### [What to produce]
Copy the passage about the album The Beautiful Lie starting with "The Beautiful Lie" and going on through "its original release.", switching "violin" to "cello".

-------- Selected excerpt --------

The Beautiful Lie is the fourth album by British singer-songwriter Ed Harcourt, released in 2006. Ed's wife, Gita Harcourt, plays violin throughout the album and sings vocals on "Braille," and The Magic Numbers guest as backing vocalists on "Revolution in the Heart." Ed was dropped by Astralwerks Records/EMI in the US, the label which released his previous three albums. The album finally got a US release via Dovecote Records on 3 June 2008, nearly 2 years after its original release.

Track listing 
 "Whirlwind in D Minor" – 3:57
 "Visit from the Dead Dog" – 3:01
 "You Only Call Me When You're Drunk" – 4:27
 "The Last Cigarette" – 3:30
 "Shadowboxing" – 3:20
 "Late Night Partner" – 4:36
 "Revolution in the Heart" – 4:20
 "Until Tomorrow Then" – 3:56
 "Scatterbraine" – 2:46
 "Rain on the Pretty Ones" – 4:18
 "The Pristine Claw" – 3:19
 "I Am the Drug" – 3:31
 "Braille" – 5:31
 "Good Friends Are Hard to Find" – 3:52

UK iTunes-only bonus track
  "Little Miss Secretive" – 3:24

Singles 
 "Visit from the Dead Dog" (29 May 2006)

-------- Excerpted data --------

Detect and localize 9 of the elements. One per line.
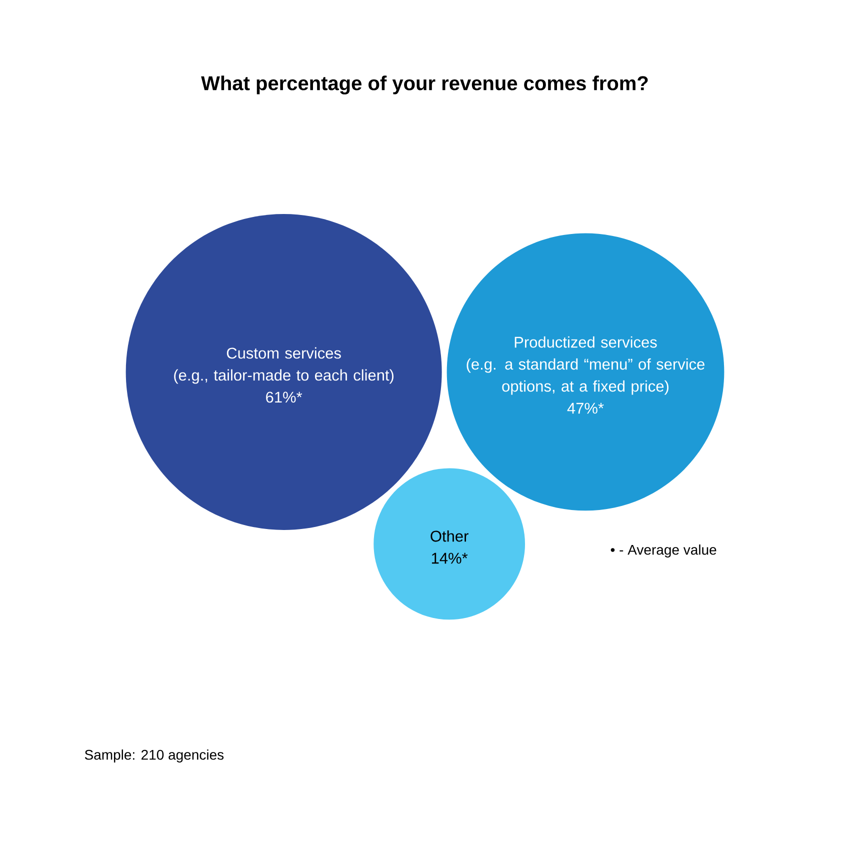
category-label: Other: [430, 530, 468, 542]
category-label: Productized services (e.g. a standard “menu” of service options, at a fixed price): [466, 336, 704, 395]
category-label: Custom services (e.g., tailor-made to each client): [174, 347, 394, 384]
text: What percentage of your revenue comes from?: [201, 76, 648, 94]
data-label: 14%*: [432, 552, 468, 564]
data-label: 47%*: [567, 402, 604, 414]
text: Sample: 210 agencies: [84, 749, 224, 763]
text: • - Average value: [610, 544, 716, 558]
data-label: 61%*: [266, 392, 302, 403]
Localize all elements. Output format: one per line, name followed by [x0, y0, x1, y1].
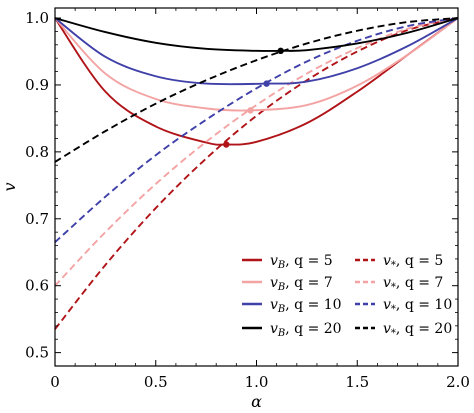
legend: vB, q = 5 v*, q = 5 vB, q = 7 v*, q = 7 vB, …	[242, 253, 452, 339]
legend-label-1: v*, q = 5	[383, 253, 443, 271]
series-layer	[54, 17, 459, 330]
y-axis-label: v	[0, 182, 19, 191]
x-tick-label: 1.0	[245, 373, 269, 391]
tick-layer: 0 0.5 1.0 1.5 2.00.50.60.70.80.91.0	[25, 8, 470, 391]
marker-layer	[223, 47, 284, 148]
series-line-3	[54, 17, 459, 287]
series-line-6	[54, 17, 459, 52]
legend-label-5: v*, q = 10	[383, 297, 452, 315]
legend-label-0: vB, q = 5	[270, 253, 333, 271]
series-line-7	[54, 17, 459, 163]
series-line-0	[54, 17, 459, 146]
y-tick-label: 0.8	[25, 143, 49, 161]
y-tick-label: 0.6	[25, 277, 49, 295]
series-line-5	[54, 17, 459, 243]
x-tick-label: 0	[50, 373, 60, 391]
legend-label-3: v*, q = 7	[383, 275, 443, 293]
x-tick-label: 2.0	[446, 373, 470, 391]
series-marker-6	[277, 47, 284, 55]
x-tick-label: 0.5	[144, 373, 168, 391]
series-marker-4	[263, 80, 270, 87]
legend-label-7: v*, q = 20	[383, 321, 452, 339]
series-marker-0	[223, 141, 230, 148]
y-tick-label: 0.5	[25, 344, 49, 362]
y-tick-label: 0.7	[25, 210, 49, 228]
legend-label-6: vB, q = 20	[270, 321, 342, 339]
series-marker-2	[247, 107, 254, 114]
legend-label-4: vB, q = 10	[270, 297, 342, 315]
y-tick-label: 1.0	[25, 9, 49, 27]
y-tick-label: 0.9	[25, 76, 49, 94]
x-axis-label: α	[251, 392, 262, 411]
series-line-1	[54, 17, 459, 330]
x-tick-label: 1.5	[345, 373, 369, 391]
legend-label-2: vB, q = 7	[270, 275, 333, 293]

--------

### [Expected output]
The Beautiful Lie is the fourth album by British singer-songwriter Ed Harcourt, released in 2006. Ed's wife, Gita Harcourt, plays cello throughout the album and sings vocals on "Braille," and The Magic Numbers guest as backing vocalists on "Revolution in the Heart." Ed was dropped by Astralwerks Records/EMI in the US, the label which released his previous three albums. The album finally got a US release via Dovecote Records on 3 June 2008, nearly 2 years after its original release.